**WHAT TO DO**
Copy the data below exactly.

**RECORDS**
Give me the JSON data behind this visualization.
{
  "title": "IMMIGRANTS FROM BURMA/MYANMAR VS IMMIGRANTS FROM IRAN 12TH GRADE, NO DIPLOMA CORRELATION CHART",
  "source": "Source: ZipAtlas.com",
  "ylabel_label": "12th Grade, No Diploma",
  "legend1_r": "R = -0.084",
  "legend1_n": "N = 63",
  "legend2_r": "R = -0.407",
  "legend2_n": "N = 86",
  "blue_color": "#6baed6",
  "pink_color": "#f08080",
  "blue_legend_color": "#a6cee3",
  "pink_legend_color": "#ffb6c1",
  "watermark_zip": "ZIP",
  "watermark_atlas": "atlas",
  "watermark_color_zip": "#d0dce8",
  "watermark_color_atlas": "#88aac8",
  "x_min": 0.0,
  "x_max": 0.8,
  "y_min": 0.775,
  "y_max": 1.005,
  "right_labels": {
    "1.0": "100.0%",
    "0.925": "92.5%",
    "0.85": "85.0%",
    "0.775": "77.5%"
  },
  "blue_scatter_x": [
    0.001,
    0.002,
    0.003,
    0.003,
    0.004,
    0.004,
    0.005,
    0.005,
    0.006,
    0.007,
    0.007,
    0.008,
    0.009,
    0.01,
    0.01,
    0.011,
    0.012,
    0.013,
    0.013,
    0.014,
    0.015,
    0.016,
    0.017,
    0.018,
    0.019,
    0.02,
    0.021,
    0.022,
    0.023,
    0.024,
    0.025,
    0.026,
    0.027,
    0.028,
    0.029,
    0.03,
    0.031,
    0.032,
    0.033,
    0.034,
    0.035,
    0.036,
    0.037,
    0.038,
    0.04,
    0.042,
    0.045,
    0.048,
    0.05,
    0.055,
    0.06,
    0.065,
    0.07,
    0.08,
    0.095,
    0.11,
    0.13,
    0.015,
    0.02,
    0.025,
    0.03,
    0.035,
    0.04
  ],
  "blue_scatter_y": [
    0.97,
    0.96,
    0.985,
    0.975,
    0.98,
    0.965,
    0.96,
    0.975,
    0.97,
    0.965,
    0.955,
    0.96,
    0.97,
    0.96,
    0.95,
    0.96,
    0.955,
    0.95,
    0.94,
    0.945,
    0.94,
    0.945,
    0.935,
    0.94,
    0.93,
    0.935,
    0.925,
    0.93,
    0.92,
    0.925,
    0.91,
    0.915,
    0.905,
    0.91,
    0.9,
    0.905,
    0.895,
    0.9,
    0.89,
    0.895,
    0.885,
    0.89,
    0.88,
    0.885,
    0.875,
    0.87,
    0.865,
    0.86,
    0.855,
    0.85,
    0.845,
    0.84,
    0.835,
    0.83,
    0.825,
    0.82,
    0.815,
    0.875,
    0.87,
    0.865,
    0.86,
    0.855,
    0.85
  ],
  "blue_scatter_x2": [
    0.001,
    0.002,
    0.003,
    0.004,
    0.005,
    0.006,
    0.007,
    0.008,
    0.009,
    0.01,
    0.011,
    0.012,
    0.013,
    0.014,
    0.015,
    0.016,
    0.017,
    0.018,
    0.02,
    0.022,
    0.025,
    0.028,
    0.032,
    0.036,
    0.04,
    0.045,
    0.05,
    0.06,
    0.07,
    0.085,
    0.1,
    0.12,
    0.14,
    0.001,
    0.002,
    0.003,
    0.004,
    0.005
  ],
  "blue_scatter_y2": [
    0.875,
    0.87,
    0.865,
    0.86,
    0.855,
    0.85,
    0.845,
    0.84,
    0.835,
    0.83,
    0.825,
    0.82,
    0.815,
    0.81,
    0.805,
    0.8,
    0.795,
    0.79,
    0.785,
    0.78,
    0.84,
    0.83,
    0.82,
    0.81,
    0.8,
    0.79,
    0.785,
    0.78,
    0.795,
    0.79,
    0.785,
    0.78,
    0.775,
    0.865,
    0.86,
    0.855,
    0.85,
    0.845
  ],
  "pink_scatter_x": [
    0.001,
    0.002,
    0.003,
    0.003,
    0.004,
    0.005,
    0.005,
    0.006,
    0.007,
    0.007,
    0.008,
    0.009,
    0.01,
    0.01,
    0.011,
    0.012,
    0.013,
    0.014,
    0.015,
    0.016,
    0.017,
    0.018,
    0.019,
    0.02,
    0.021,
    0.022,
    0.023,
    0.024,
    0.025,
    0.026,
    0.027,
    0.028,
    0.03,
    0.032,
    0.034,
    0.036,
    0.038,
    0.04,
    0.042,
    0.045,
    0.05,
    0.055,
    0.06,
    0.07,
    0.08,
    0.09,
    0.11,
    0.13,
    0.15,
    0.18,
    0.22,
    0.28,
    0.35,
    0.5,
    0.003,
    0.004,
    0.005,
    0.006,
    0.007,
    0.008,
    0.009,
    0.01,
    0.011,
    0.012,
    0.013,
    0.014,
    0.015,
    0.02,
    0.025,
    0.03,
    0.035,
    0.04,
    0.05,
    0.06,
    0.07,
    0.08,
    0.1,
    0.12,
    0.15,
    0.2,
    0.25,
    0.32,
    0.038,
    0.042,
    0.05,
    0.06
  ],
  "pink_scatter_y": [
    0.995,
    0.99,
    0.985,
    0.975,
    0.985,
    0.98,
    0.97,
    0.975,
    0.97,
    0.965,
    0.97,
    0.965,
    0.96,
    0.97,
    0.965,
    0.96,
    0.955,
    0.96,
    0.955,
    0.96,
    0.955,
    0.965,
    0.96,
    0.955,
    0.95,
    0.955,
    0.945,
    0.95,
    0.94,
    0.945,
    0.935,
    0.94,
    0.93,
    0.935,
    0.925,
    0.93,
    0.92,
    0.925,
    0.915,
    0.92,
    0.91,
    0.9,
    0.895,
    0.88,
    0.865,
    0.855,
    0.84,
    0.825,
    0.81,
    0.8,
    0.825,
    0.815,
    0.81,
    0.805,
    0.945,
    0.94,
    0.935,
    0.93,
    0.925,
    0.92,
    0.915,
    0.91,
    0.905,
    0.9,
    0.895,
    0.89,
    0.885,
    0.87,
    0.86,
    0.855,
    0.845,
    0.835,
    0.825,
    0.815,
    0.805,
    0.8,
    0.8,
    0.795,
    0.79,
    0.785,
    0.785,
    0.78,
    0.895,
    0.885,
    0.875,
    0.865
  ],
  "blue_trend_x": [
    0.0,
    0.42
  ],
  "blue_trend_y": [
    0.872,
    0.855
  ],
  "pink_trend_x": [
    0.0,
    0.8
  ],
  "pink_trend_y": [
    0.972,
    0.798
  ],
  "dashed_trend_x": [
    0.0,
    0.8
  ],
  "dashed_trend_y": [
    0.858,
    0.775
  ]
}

**SOLUTION FOR THIS PROBLEM**
Give me the JSON data behind this visualization.
{
  "title": "IMMIGRANTS FROM BURMA/MYANMAR VS IMMIGRANTS FROM IRAN 12TH GRADE, NO DIPLOMA CORRELATION CHART",
  "source": "Source: ZipAtlas.com",
  "ylabel_label": "12th Grade, No Diploma",
  "legend1_r": "R = -0.084",
  "legend1_n": "N = 63",
  "legend2_r": "R = -0.407",
  "legend2_n": "N = 86",
  "blue_color": "#6baed6",
  "pink_color": "#f08080",
  "blue_legend_color": "#a6cee3",
  "pink_legend_color": "#ffb6c1",
  "watermark_zip": "ZIP",
  "watermark_atlas": "atlas",
  "watermark_color_zip": "#d0dce8",
  "watermark_color_atlas": "#88aac8",
  "x_min": 0.0,
  "x_max": 0.8,
  "y_min": 0.775,
  "y_max": 1.005,
  "right_labels": {
    "1.0": "100.0%",
    "0.925": "92.5%",
    "0.85": "85.0%",
    "0.775": "77.5%"
  },
  "blue_scatter_x": [
    0.001,
    0.002,
    0.003,
    0.003,
    0.004,
    0.004,
    0.005,
    0.005,
    0.006,
    0.007,
    0.007,
    0.008,
    0.009,
    0.01,
    0.01,
    0.011,
    0.012,
    0.013,
    0.013,
    0.014,
    0.015,
    0.016,
    0.017,
    0.018,
    0.019,
    0.02,
    0.021,
    0.022,
    0.023,
    0.024,
    0.025,
    0.026,
    0.027,
    0.028,
    0.029,
    0.03,
    0.031,
    0.032,
    0.033,
    0.034,
    0.035,
    0.036,
    0.037,
    0.038,
    0.04,
    0.042,
    0.045,
    0.048,
    0.05,
    0.055,
    0.06,
    0.065,
    0.07,
    0.08,
    0.095,
    0.11,
    0.13,
    0.015,
    0.02,
    0.025,
    0.03,
    0.035,
    0.04
  ],
  "blue_scatter_y": [
    0.97,
    0.96,
    0.985,
    0.975,
    0.98,
    0.965,
    0.96,
    0.975,
    0.97,
    0.965,
    0.955,
    0.96,
    0.97,
    0.96,
    0.95,
    0.96,
    0.955,
    0.95,
    0.94,
    0.945,
    0.94,
    0.945,
    0.935,
    0.94,
    0.93,
    0.935,
    0.925,
    0.93,
    0.92,
    0.925,
    0.91,
    0.915,
    0.905,
    0.91,
    0.9,
    0.905,
    0.895,
    0.9,
    0.89,
    0.895,
    0.885,
    0.89,
    0.88,
    0.885,
    0.875,
    0.87,
    0.865,
    0.86,
    0.855,
    0.85,
    0.845,
    0.84,
    0.835,
    0.83,
    0.825,
    0.82,
    0.815,
    0.875,
    0.87,
    0.865,
    0.86,
    0.855,
    0.85
  ],
  "blue_scatter_x2": [
    0.001,
    0.002,
    0.003,
    0.004,
    0.005,
    0.006,
    0.007,
    0.008,
    0.009,
    0.01,
    0.011,
    0.012,
    0.013,
    0.014,
    0.015,
    0.016,
    0.017,
    0.018,
    0.02,
    0.022,
    0.025,
    0.028,
    0.032,
    0.036,
    0.04,
    0.045,
    0.05,
    0.06,
    0.07,
    0.085,
    0.1,
    0.12,
    0.14,
    0.001,
    0.002,
    0.003,
    0.004,
    0.005
  ],
  "blue_scatter_y2": [
    0.875,
    0.87,
    0.865,
    0.86,
    0.855,
    0.85,
    0.845,
    0.84,
    0.835,
    0.83,
    0.825,
    0.82,
    0.815,
    0.81,
    0.805,
    0.8,
    0.795,
    0.79,
    0.785,
    0.78,
    0.84,
    0.83,
    0.82,
    0.81,
    0.8,
    0.79,
    0.785,
    0.78,
    0.795,
    0.79,
    0.785,
    0.78,
    0.775,
    0.865,
    0.86,
    0.855,
    0.85,
    0.845
  ],
  "pink_scatter_x": [
    0.001,
    0.002,
    0.003,
    0.003,
    0.004,
    0.005,
    0.005,
    0.006,
    0.007,
    0.007,
    0.008,
    0.009,
    0.01,
    0.01,
    0.011,
    0.012,
    0.013,
    0.014,
    0.015,
    0.016,
    0.017,
    0.018,
    0.019,
    0.02,
    0.021,
    0.022,
    0.023,
    0.024,
    0.025,
    0.026,
    0.027,
    0.028,
    0.03,
    0.032,
    0.034,
    0.036,
    0.038,
    0.04,
    0.042,
    0.045,
    0.05,
    0.055,
    0.06,
    0.07,
    0.08,
    0.09,
    0.11,
    0.13,
    0.15,
    0.18,
    0.22,
    0.28,
    0.35,
    0.5,
    0.003,
    0.004,
    0.005,
    0.006,
    0.007,
    0.008,
    0.009,
    0.01,
    0.011,
    0.012,
    0.013,
    0.014,
    0.015,
    0.02,
    0.025,
    0.03,
    0.035,
    0.04,
    0.05,
    0.06,
    0.07,
    0.08,
    0.1,
    0.12,
    0.15,
    0.2,
    0.25,
    0.32,
    0.038,
    0.042,
    0.05,
    0.06
  ],
  "pink_scatter_y": [
    0.995,
    0.99,
    0.985,
    0.975,
    0.985,
    0.98,
    0.97,
    0.975,
    0.97,
    0.965,
    0.97,
    0.965,
    0.96,
    0.97,
    0.965,
    0.96,
    0.955,
    0.96,
    0.955,
    0.96,
    0.955,
    0.965,
    0.96,
    0.955,
    0.95,
    0.955,
    0.945,
    0.95,
    0.94,
    0.945,
    0.935,
    0.94,
    0.93,
    0.935,
    0.925,
    0.93,
    0.92,
    0.925,
    0.915,
    0.92,
    0.91,
    0.9,
    0.895,
    0.88,
    0.865,
    0.855,
    0.84,
    0.825,
    0.81,
    0.8,
    0.825,
    0.815,
    0.81,
    0.805,
    0.945,
    0.94,
    0.935,
    0.93,
    0.925,
    0.92,
    0.915,
    0.91,
    0.905,
    0.9,
    0.895,
    0.89,
    0.885,
    0.87,
    0.86,
    0.855,
    0.845,
    0.835,
    0.825,
    0.815,
    0.805,
    0.8,
    0.8,
    0.795,
    0.79,
    0.785,
    0.785,
    0.78,
    0.895,
    0.885,
    0.875,
    0.865
  ],
  "blue_trend_x": [
    0.0,
    0.42
  ],
  "blue_trend_y": [
    0.872,
    0.855
  ],
  "pink_trend_x": [
    0.0,
    0.8
  ],
  "pink_trend_y": [
    0.972,
    0.798
  ],
  "dashed_trend_x": [
    0.0,
    0.8
  ],
  "dashed_trend_y": [
    0.858,
    0.775
  ]
}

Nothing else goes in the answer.